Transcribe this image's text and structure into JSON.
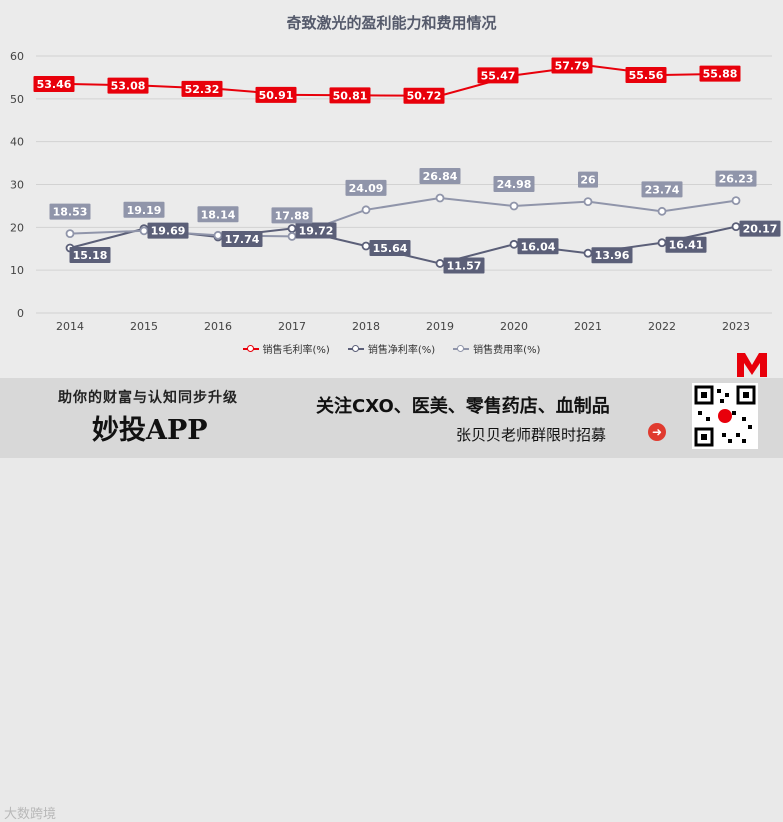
{
  "chart_data": {
    "type": "line",
    "title": "奇致激光的盈利能力和费用情况",
    "categories": [
      "2014",
      "2015",
      "2016",
      "2017",
      "2018",
      "2019",
      "2020",
      "2021",
      "2022",
      "2023"
    ],
    "y_ticks": [
      "0",
      "10",
      "20",
      "30",
      "40",
      "50",
      "60"
    ],
    "ylim": [
      0,
      60
    ],
    "grid": "horizontal",
    "legend_position": "bottom",
    "series": [
      {
        "name": "销售毛利率(%)",
        "color": "#e8000b",
        "labels": [
          "53.46",
          "53.08",
          "52.32",
          "50.91",
          "50.81",
          "50.72",
          "55.47",
          "57.79",
          "55.56",
          "55.88"
        ],
        "values": [
          53.46,
          53.08,
          52.32,
          50.91,
          50.81,
          50.72,
          55.47,
          57.79,
          55.56,
          55.88
        ]
      },
      {
        "name": "销售净利率(%)",
        "color": "#5b5f78",
        "labels": [
          "15.18",
          "19.69",
          "17.74",
          "19.72",
          "15.64",
          "11.57",
          "16.04",
          "13.96",
          "16.41",
          "20.17"
        ],
        "values": [
          15.18,
          19.69,
          17.74,
          19.72,
          15.64,
          11.57,
          16.04,
          13.96,
          16.41,
          20.17
        ]
      },
      {
        "name": "销售费用率(%)",
        "color": "#9095aa",
        "labels": [
          "18.53",
          "19.19",
          "18.14",
          "17.88",
          "24.09",
          "26.84",
          "24.98",
          "26",
          "23.74",
          "26.23"
        ],
        "values": [
          18.53,
          19.19,
          18.14,
          17.88,
          24.09,
          26.84,
          24.98,
          26,
          23.74,
          26.23
        ]
      }
    ]
  },
  "banner": {
    "slogan": "助你的财富与认知同步升级",
    "app_name": "妙投APP",
    "headline": "关注CXO、医美、零售药店、血制品",
    "recruit": "张贝贝老师群限时招募",
    "watermark": "大数跨境",
    "arrow_icon": "arrow-right-icon",
    "qr_icon": "qr-code-icon",
    "logo_icon": "m-logo-icon"
  }
}
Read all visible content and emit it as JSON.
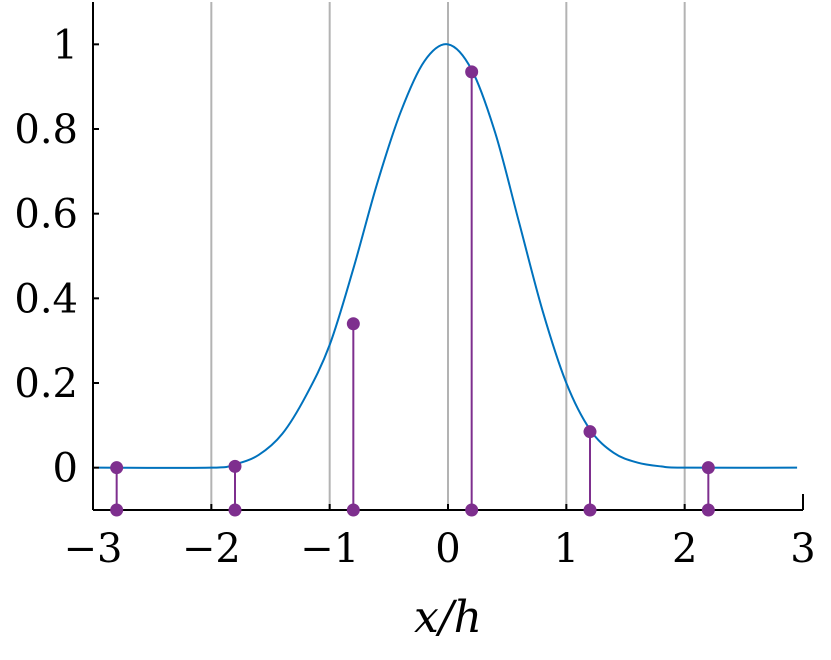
{
  "chart_data": {
    "type": "line",
    "xlabel": "x/h",
    "ylabel": "",
    "xlim": [
      -3,
      3
    ],
    "ylim": [
      -0.1,
      1.1
    ],
    "xticks": [
      -3,
      -2,
      -1,
      0,
      1,
      2,
      3
    ],
    "yticks": [
      0,
      0.2,
      0.4,
      0.6,
      0.8,
      1
    ],
    "xtick_labels": [
      "−3",
      "−2",
      "−1",
      "0",
      "1",
      "2",
      "3"
    ],
    "ytick_labels": [
      "0",
      "0.2",
      "0.4",
      "0.6",
      "0.8",
      "1"
    ],
    "vertical_gridlines": [
      -2,
      -1,
      0,
      1,
      2
    ],
    "grid": "vertical only",
    "series": [
      {
        "kind": "curve",
        "color": "#0072BD",
        "x": [
          -2.95,
          -2.0,
          -1.8,
          -1.6,
          -1.4,
          -1.2,
          -1.0,
          -0.8,
          -0.6,
          -0.4,
          -0.2,
          0.0,
          0.2,
          0.4,
          0.6,
          0.8,
          1.0,
          1.2,
          1.4,
          1.6,
          1.8,
          2.0,
          2.95
        ],
        "y": [
          0.0,
          0.0,
          0.008,
          0.03,
          0.08,
          0.17,
          0.29,
          0.47,
          0.67,
          0.84,
          0.96,
          1.0,
          0.94,
          0.79,
          0.58,
          0.37,
          0.2,
          0.09,
          0.035,
          0.012,
          0.003,
          0.0,
          0.0
        ]
      },
      {
        "kind": "stems",
        "color": "#7E2F8E",
        "baseline": -0.1,
        "x": [
          -2.8,
          -1.8,
          -0.8,
          0.2,
          1.2,
          2.2
        ],
        "y": [
          0.0,
          0.003,
          0.34,
          0.935,
          0.085,
          0.0
        ]
      }
    ]
  }
}
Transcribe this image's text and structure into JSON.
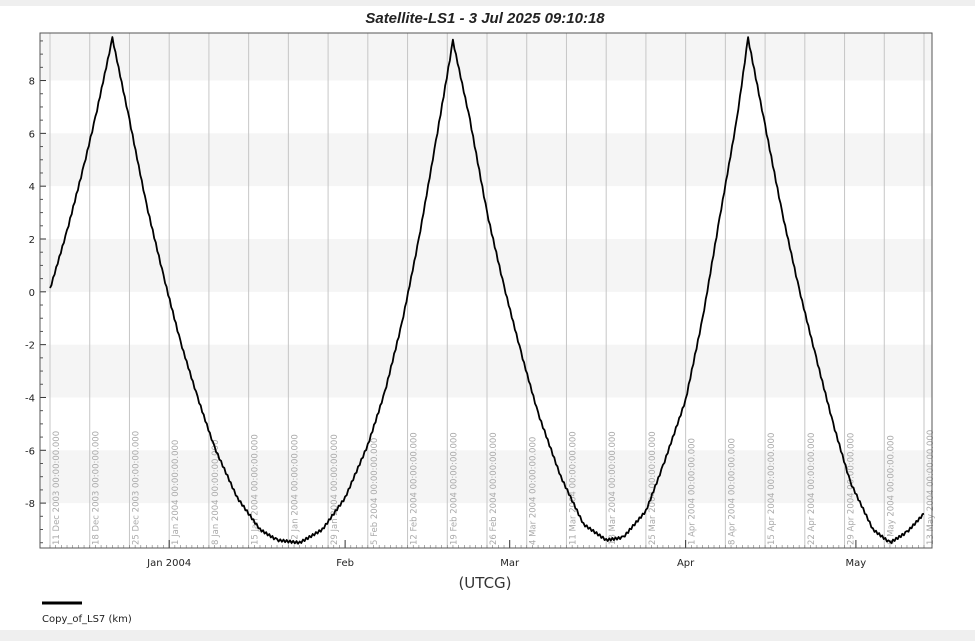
{
  "chart_data": {
    "type": "line",
    "title": "Satellite-LS1 -  3 Jul 2025 09:10:18",
    "xlabel": "(UTCG)",
    "ylabel": "",
    "x_range": [
      "2003-12-11",
      "2004-05-13"
    ],
    "ylim": [
      -9.7,
      9.8
    ],
    "y_ticks": [
      8,
      6,
      4,
      2,
      0,
      -2,
      -4,
      -6,
      -8
    ],
    "y_tick_labels": [
      "8",
      "6",
      "4",
      "2",
      "0",
      "-2",
      "-4",
      "-6",
      "-8"
    ],
    "grid": true,
    "alternating_bands": true,
    "x_major_ticks": [
      {
        "date": "2004-01-01",
        "label": "Jan 2004"
      },
      {
        "date": "2004-02-01",
        "label": "Feb"
      },
      {
        "date": "2004-03-01",
        "label": "Mar"
      },
      {
        "date": "2004-04-01",
        "label": "Apr"
      },
      {
        "date": "2004-05-01",
        "label": "May"
      }
    ],
    "x_grid_lines": [
      {
        "date": "2003-12-11",
        "label": "11 Dec 2003 00:00:00.000"
      },
      {
        "date": "2003-12-18",
        "label": "18 Dec 2003 00:00:00.000"
      },
      {
        "date": "2003-12-25",
        "label": "25 Dec 2003 00:00:00.000"
      },
      {
        "date": "2004-01-01",
        "label": "1 Jan 2004 00:00:00.000"
      },
      {
        "date": "2004-01-08",
        "label": "8 Jan 2004 00:00:00.000"
      },
      {
        "date": "2004-01-15",
        "label": "15 Jan 2004 00:00:00.000"
      },
      {
        "date": "2004-01-22",
        "label": "22 Jan 2004 00:00:00.000"
      },
      {
        "date": "2004-01-29",
        "label": "29 Jan 2004 00:00:00.000"
      },
      {
        "date": "2004-02-05",
        "label": "5 Feb 2004 00:00:00.000"
      },
      {
        "date": "2004-02-12",
        "label": "12 Feb 2004 00:00:00.000"
      },
      {
        "date": "2004-02-19",
        "label": "19 Feb 2004 00:00:00.000"
      },
      {
        "date": "2004-02-26",
        "label": "26 Feb 2004 00:00:00.000"
      },
      {
        "date": "2004-03-04",
        "label": "4 Mar 2004 00:00:00.000"
      },
      {
        "date": "2004-03-11",
        "label": "11 Mar 2004 00:00:00.000"
      },
      {
        "date": "2004-03-18",
        "label": "18 Mar 2004 00:00:00.000"
      },
      {
        "date": "2004-03-25",
        "label": "25 Mar 2004 00:00:00.000"
      },
      {
        "date": "2004-04-01",
        "label": "1 Apr 2004 00:00:00.000"
      },
      {
        "date": "2004-04-08",
        "label": "8 Apr 2004 00:00:00.000"
      },
      {
        "date": "2004-04-15",
        "label": "15 Apr 2004 00:00:00.000"
      },
      {
        "date": "2004-04-22",
        "label": "22 Apr 2004 00:00:00.000"
      },
      {
        "date": "2004-04-29",
        "label": "29 Apr 2004 00:00:00.000"
      },
      {
        "date": "2004-05-06",
        "label": "6 May 2004 00:00:00.000"
      },
      {
        "date": "2004-05-13",
        "label": "13 May 2004 00:00:00.000"
      }
    ],
    "series": [
      {
        "name": "Copy_of_LS7 (km)",
        "color": "#000000",
        "points": [
          {
            "x": "2003-12-11",
            "y": 0.1
          },
          {
            "x": "2003-12-14",
            "y": 2.3
          },
          {
            "x": "2003-12-17",
            "y": 4.8
          },
          {
            "x": "2003-12-19",
            "y": 6.6
          },
          {
            "x": "2003-12-22",
            "y": 9.6
          },
          {
            "x": "2003-12-25",
            "y": 6.5
          },
          {
            "x": "2003-12-28",
            "y": 3.3
          },
          {
            "x": "2003-12-31",
            "y": 0.6
          },
          {
            "x": "2004-01-03",
            "y": -1.9
          },
          {
            "x": "2004-01-06",
            "y": -4.0
          },
          {
            "x": "2004-01-09",
            "y": -5.9
          },
          {
            "x": "2004-01-13",
            "y": -7.8
          },
          {
            "x": "2004-01-17",
            "y": -9.0
          },
          {
            "x": "2004-01-20",
            "y": -9.4
          },
          {
            "x": "2004-01-24",
            "y": -9.5
          },
          {
            "x": "2004-01-28",
            "y": -9.0
          },
          {
            "x": "2004-02-01",
            "y": -7.8
          },
          {
            "x": "2004-02-05",
            "y": -5.8
          },
          {
            "x": "2004-02-08",
            "y": -3.8
          },
          {
            "x": "2004-02-11",
            "y": -1.2
          },
          {
            "x": "2004-02-14",
            "y": 2.0
          },
          {
            "x": "2004-02-17",
            "y": 5.7
          },
          {
            "x": "2004-02-20",
            "y": 9.5
          },
          {
            "x": "2004-02-23",
            "y": 6.5
          },
          {
            "x": "2004-02-26",
            "y": 3.0
          },
          {
            "x": "2004-02-29",
            "y": 0.2
          },
          {
            "x": "2004-03-03",
            "y": -2.3
          },
          {
            "x": "2004-03-06",
            "y": -4.6
          },
          {
            "x": "2004-03-10",
            "y": -7.0
          },
          {
            "x": "2004-03-14",
            "y": -8.8
          },
          {
            "x": "2004-03-18",
            "y": -9.4
          },
          {
            "x": "2004-03-21",
            "y": -9.3
          },
          {
            "x": "2004-03-25",
            "y": -8.3
          },
          {
            "x": "2004-03-28",
            "y": -6.6
          },
          {
            "x": "2004-04-01",
            "y": -4.1
          },
          {
            "x": "2004-04-04",
            "y": -1.0
          },
          {
            "x": "2004-04-07",
            "y": 2.8
          },
          {
            "x": "2004-04-10",
            "y": 6.5
          },
          {
            "x": "2004-04-12",
            "y": 9.6
          },
          {
            "x": "2004-04-15",
            "y": 6.3
          },
          {
            "x": "2004-04-18",
            "y": 3.0
          },
          {
            "x": "2004-04-21",
            "y": 0.1
          },
          {
            "x": "2004-04-24",
            "y": -2.5
          },
          {
            "x": "2004-04-27",
            "y": -5.0
          },
          {
            "x": "2004-04-30",
            "y": -7.2
          },
          {
            "x": "2004-05-04",
            "y": -9.0
          },
          {
            "x": "2004-05-07",
            "y": -9.5
          },
          {
            "x": "2004-05-10",
            "y": -9.1
          },
          {
            "x": "2004-05-13",
            "y": -8.4
          }
        ]
      }
    ]
  }
}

+ + + +

- **To do**: Gather all lines with the string "color" from the data.

- **Answer to the exercise**:
        "color": "#e8000b",
        "color": "#5b5f78",
        "color": "#9095aa",
        "color": "#0072BD",
        "color": "#7E2F8E",
        "color": "#000000",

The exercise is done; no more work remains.